• _WHAT YOU WILL DO_
Reproduce these lines verbatim, starting with the line that contains "y-right-tick-label: -10.0 xyxy=(1405,612,1461,637)" and ending with the line that contains "legend: Industry Services", both included.

• _DATA EXTRACT_
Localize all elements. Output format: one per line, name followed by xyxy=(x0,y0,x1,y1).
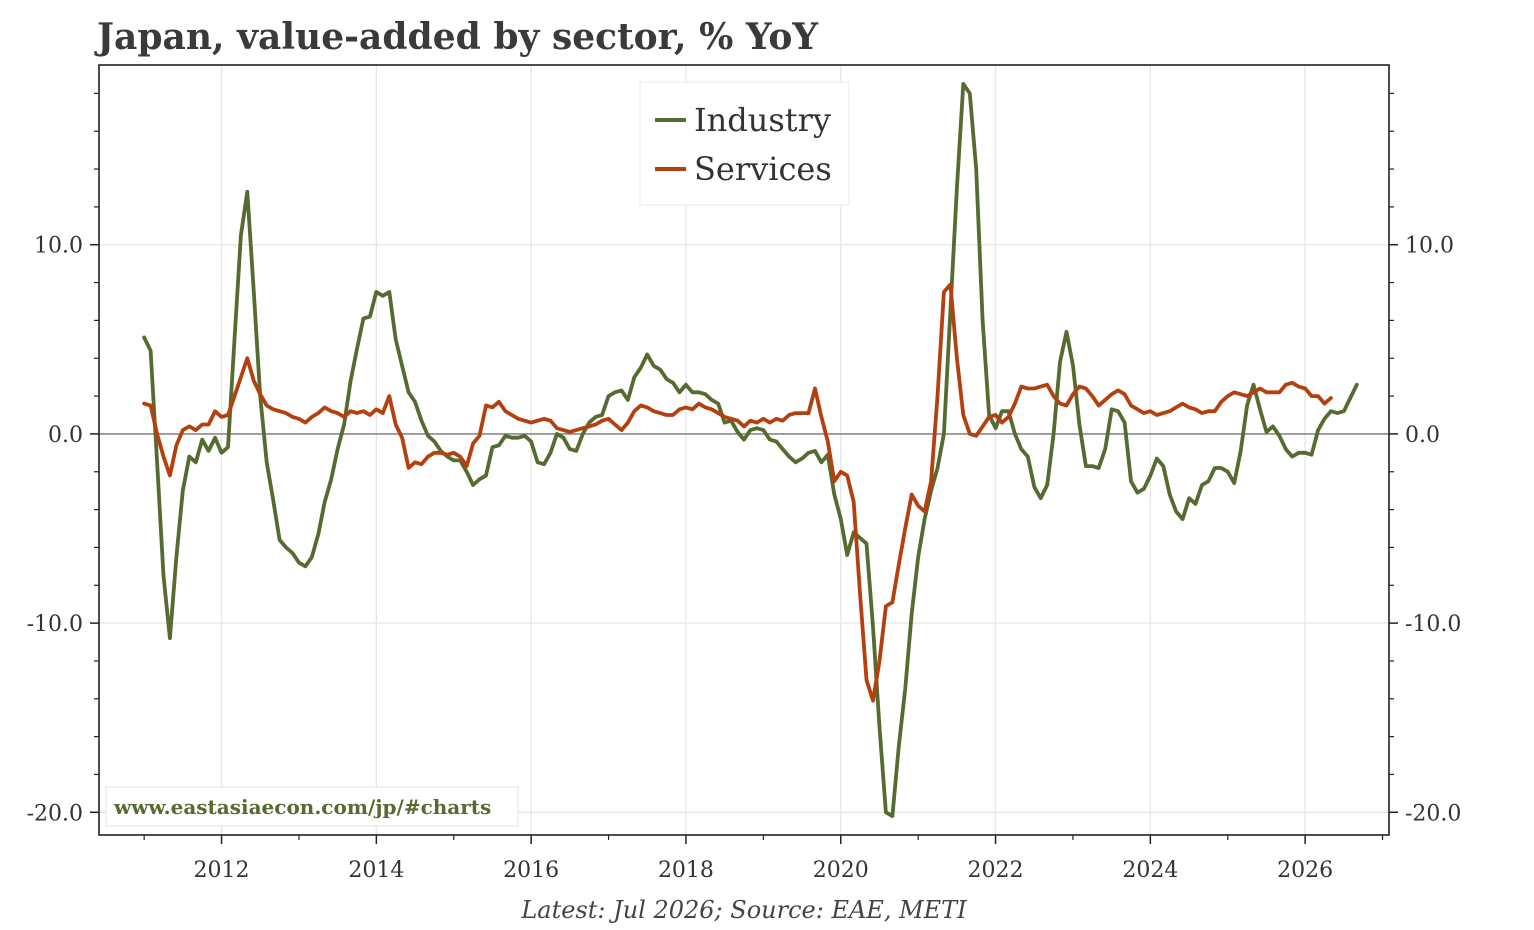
y-right-tick-label: -10.0 xyxy=(1405,612,1461,637)
x-tick-label: 2016 xyxy=(503,858,559,883)
y-left-tick-label: -20.0 xyxy=(27,801,83,826)
watermark-box: www.eastasiaecon.com/jp/#charts xyxy=(105,786,519,827)
y-left-tick-label: 10.0 xyxy=(34,234,83,259)
y-axis-left-labels: 10.0 0.0 -10.0 -20.0 xyxy=(27,234,83,827)
y-axis-right-labels: 10.0 0.0 -10.0 -20.0 xyxy=(1405,234,1461,827)
series-line-industry xyxy=(142,82,1359,818)
legend: Industry Services xyxy=(639,81,850,206)
x-tick-label: 2012 xyxy=(194,858,250,883)
y-right-tick-label: -20.0 xyxy=(1405,801,1461,826)
plot-frame xyxy=(98,64,1390,836)
watermark: www.eastasiaecon.com/jp/#charts xyxy=(113,795,491,819)
axis-ticks xyxy=(90,92,1398,844)
x-tick-label: 2026 xyxy=(1277,858,1333,883)
x-tick-label: 2022 xyxy=(968,858,1024,883)
x-tick-label: 2024 xyxy=(1122,858,1178,883)
footer-source: Latest: Jul 2026; Source: EAE, METI xyxy=(520,896,967,924)
y-right-tick-label: 0.0 xyxy=(1405,423,1440,448)
series-line-services xyxy=(142,282,1333,703)
x-tick-label: 2014 xyxy=(348,858,404,883)
legend-label-services: Services xyxy=(694,150,832,188)
series-lines xyxy=(142,82,1359,818)
x-tick-label: 2020 xyxy=(813,858,869,883)
x-tick-label: 2018 xyxy=(658,858,714,883)
legend-box xyxy=(639,81,850,206)
legend-label-industry: Industry xyxy=(694,101,831,139)
chart-title: Japan, value-added by sector, % YoY xyxy=(94,16,819,58)
y-left-tick-label: -10.0 xyxy=(27,612,83,637)
x-axis-labels: 2012 2014 2016 2018 2020 2022 2024 2026 xyxy=(194,858,1334,883)
y-right-tick-label: 10.0 xyxy=(1405,234,1454,259)
y-left-tick-label: 0.0 xyxy=(48,423,83,448)
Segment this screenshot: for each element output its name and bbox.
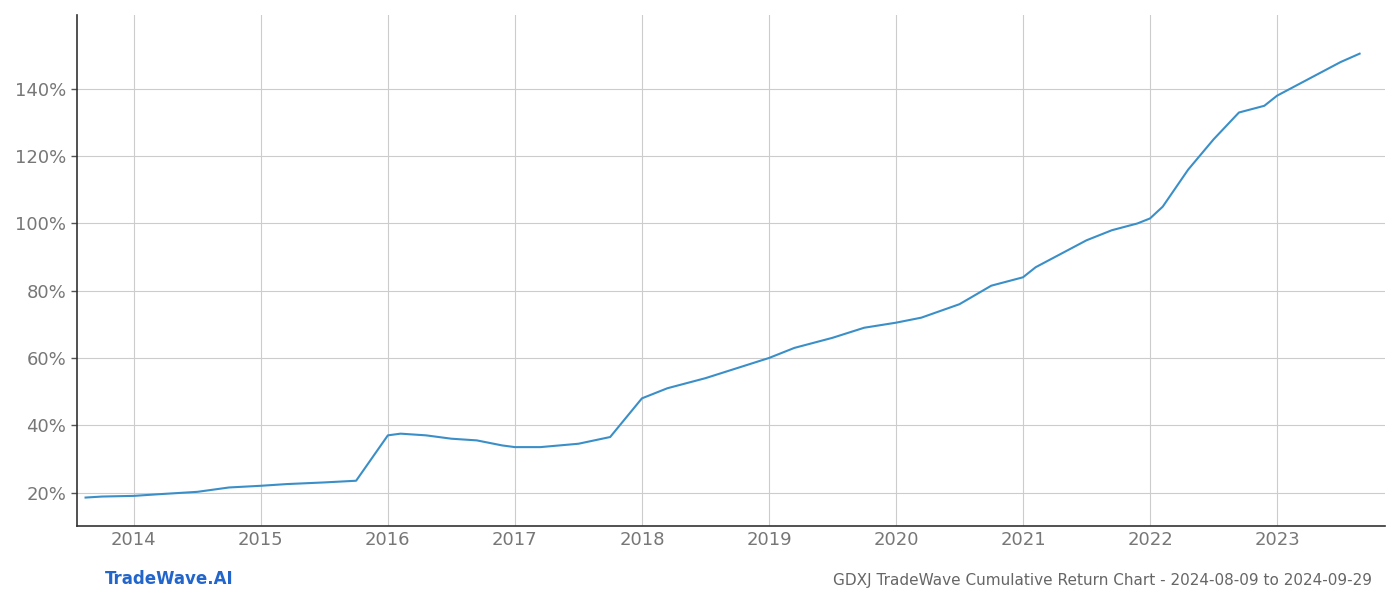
Text: TradeWave.AI: TradeWave.AI: [105, 570, 234, 588]
Text: GDXJ TradeWave Cumulative Return Chart - 2024-08-09 to 2024-09-29: GDXJ TradeWave Cumulative Return Chart -…: [833, 573, 1372, 588]
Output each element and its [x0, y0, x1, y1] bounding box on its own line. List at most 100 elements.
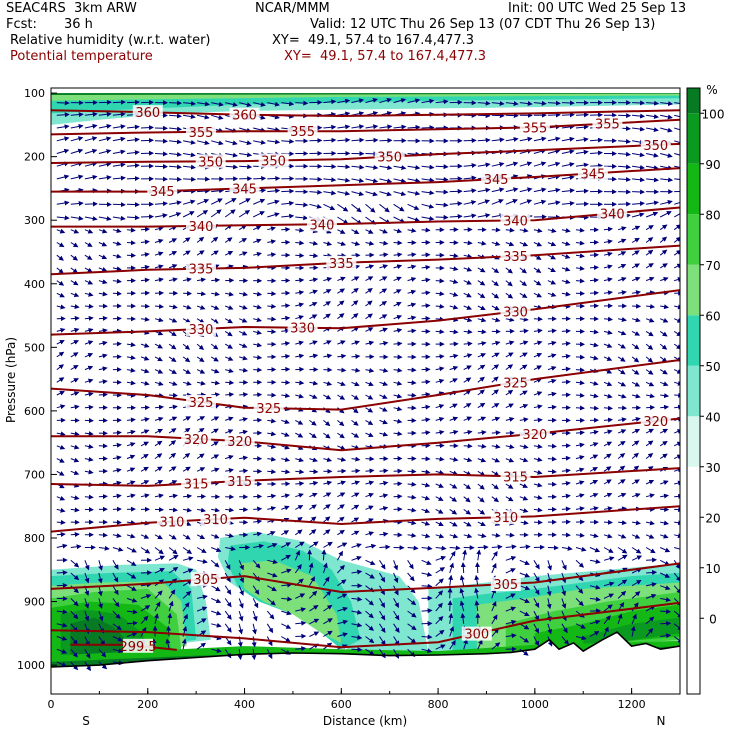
wind-arrow-430 — [407, 216, 420, 222]
wind-arrow-546 — [140, 252, 150, 258]
wind-arrow-151 — [281, 138, 295, 144]
wind-arrow-1748 — [589, 584, 601, 590]
wind-arrow-534 — [603, 239, 613, 245]
wind-arrow-1257 — [645, 440, 654, 447]
init-time: Init: 00 UTC Wed 25 Sep 13 — [508, 1, 687, 16]
wind-arrow-1956 — [365, 648, 375, 656]
wind-arrow-1454 — [253, 506, 263, 512]
theta-label-bg-305-1 — [490, 577, 521, 592]
wind-arrow-1174 — [112, 430, 122, 436]
wind-arrow-1530 — [56, 531, 66, 537]
wind-arrow-1682 — [294, 563, 302, 574]
wind-arrow-716 — [632, 290, 641, 296]
wind-arrow-165 — [477, 137, 491, 143]
wind-arrow-1881 — [561, 623, 568, 634]
wind-arrow-1368 — [309, 480, 319, 486]
wind-arrow-1693 — [449, 562, 454, 574]
wind-arrow-1722 — [224, 585, 232, 595]
wind-arrow-776 — [210, 318, 219, 324]
wind-arrow-1010 — [337, 381, 346, 387]
wind-arrow-1876 — [491, 614, 498, 625]
wind-arrow-946 — [70, 364, 79, 371]
wind-arrow-1040 — [126, 392, 136, 398]
wind-arrow-565 — [407, 252, 417, 258]
wind-arrow-811 — [70, 327, 80, 333]
wind-arrow-950 — [126, 367, 136, 373]
wind-arrow-636 — [140, 277, 150, 283]
wind-arrow-1658 — [589, 559, 601, 564]
wind-arrow-376 — [281, 200, 295, 206]
wind-arrow-656 — [421, 277, 431, 283]
wind-arrow-690 — [267, 291, 277, 297]
wind-arrow-530 — [547, 241, 557, 247]
wind-arrow-383 — [379, 203, 390, 213]
wind-arrow-1402 — [154, 493, 164, 499]
wind-arrow-87 — [646, 114, 659, 119]
wind-arrow-1805 — [126, 609, 138, 615]
wind-arrow-1649 — [462, 549, 468, 561]
wind-arrow-1603 — [449, 545, 461, 551]
wind-arrow-1271 — [210, 454, 220, 460]
theta-label-350: 350 — [261, 155, 286, 170]
wind-arrow-1695 — [475, 562, 480, 574]
wind-arrow-1524 — [603, 519, 613, 525]
wind-arrow-1304 — [673, 454, 680, 460]
wind-arrow-887 — [505, 340, 515, 346]
wind-arrow-1739 — [459, 574, 465, 586]
wind-arrow-1686 — [351, 569, 363, 575]
wind-arrow-693 — [309, 289, 318, 295]
wind-arrow-1560 — [477, 533, 487, 539]
wind-arrow-1382 — [505, 483, 514, 489]
wind-arrow-1647 — [435, 555, 447, 561]
wind-arrow-1825 — [407, 610, 417, 618]
wind-arrow-540 — [56, 254, 64, 261]
wind-arrow-1830 — [474, 600, 480, 612]
wind-arrow-1927 — [575, 635, 587, 641]
wind-arrow-674 — [674, 277, 680, 282]
wind-arrow-1060 — [407, 392, 417, 398]
wind-arrow-32 — [505, 101, 519, 107]
wind-arrow-1293 — [519, 457, 529, 463]
wind-arrow-1877 — [505, 619, 517, 625]
wind-arrow-1740 — [474, 574, 480, 586]
wind-arrow-586 — [70, 267, 78, 274]
wind-arrow-1302 — [645, 452, 654, 459]
wind-arrow-1017 — [435, 378, 445, 384]
x-tick-label-400: 400 — [234, 698, 255, 711]
wind-arrow-1208 — [589, 429, 599, 435]
wind-arrow-730 — [196, 305, 206, 310]
wind-arrow-1912 — [365, 636, 375, 644]
wind-arrow-234 — [183, 164, 196, 170]
wind-arrow-1020 — [477, 376, 485, 383]
wind-arrow-1118 — [589, 405, 599, 411]
wind-arrow-1673 — [168, 566, 179, 574]
wind-arrow-860 — [126, 342, 136, 348]
wind-arrow-902 — [84, 353, 94, 358]
wind-arrow-877 — [365, 340, 375, 346]
wind-arrow-1269 — [182, 452, 191, 459]
wind-arrow-890 — [547, 340, 557, 346]
wind-arrow-172 — [575, 137, 589, 143]
wind-arrow-411 — [140, 214, 154, 220]
wind-arrow-1698 — [519, 572, 531, 578]
wind-arrow-1390 — [617, 479, 626, 485]
wind-arrow-187 — [154, 151, 168, 157]
wind-arrow-247 — [365, 164, 379, 170]
wind-arrow-1737 — [435, 578, 444, 587]
wind-arrow-1265 — [126, 454, 136, 460]
wind-arrow-1539 — [182, 534, 191, 540]
wind-arrow-1816 — [281, 610, 292, 616]
wind-arrow-1943 — [181, 638, 187, 650]
wind-arrow-1248 — [519, 444, 529, 450]
wind-arrow-467 — [295, 227, 305, 233]
wind-arrow-341 — [421, 190, 435, 196]
wind-arrow-616 — [491, 267, 500, 274]
wind-arrow-1685 — [337, 564, 345, 574]
wind-arrow-1719 — [182, 580, 193, 587]
wind-arrow-472 — [365, 229, 374, 234]
wind-arrow-1400 — [126, 493, 136, 499]
wind-arrow-980 — [547, 366, 557, 371]
wind-arrow-193 — [239, 152, 253, 158]
wind-arrow-296 — [421, 177, 435, 183]
wind-arrow-1541 — [211, 533, 220, 539]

• _ANSWER TO THIS PROBLEM_
y-right-tick-label: -10.0 xyxy=(1405,612,1461,637)
x-tick-label: 2016 xyxy=(503,858,559,883)
y-left-tick-label: -20.0 xyxy=(27,801,83,826)
watermark-box: www.eastasiaecon.com/jp/#charts xyxy=(105,786,519,827)
y-left-tick-label: 10.0 xyxy=(34,234,83,259)
y-axis-left-labels: 10.0 0.0 -10.0 -20.0 xyxy=(27,234,83,827)
y-axis-right-labels: 10.0 0.0 -10.0 -20.0 xyxy=(1405,234,1461,827)
series-line-industry xyxy=(142,82,1359,818)
legend: Industry Services xyxy=(639,81,850,206)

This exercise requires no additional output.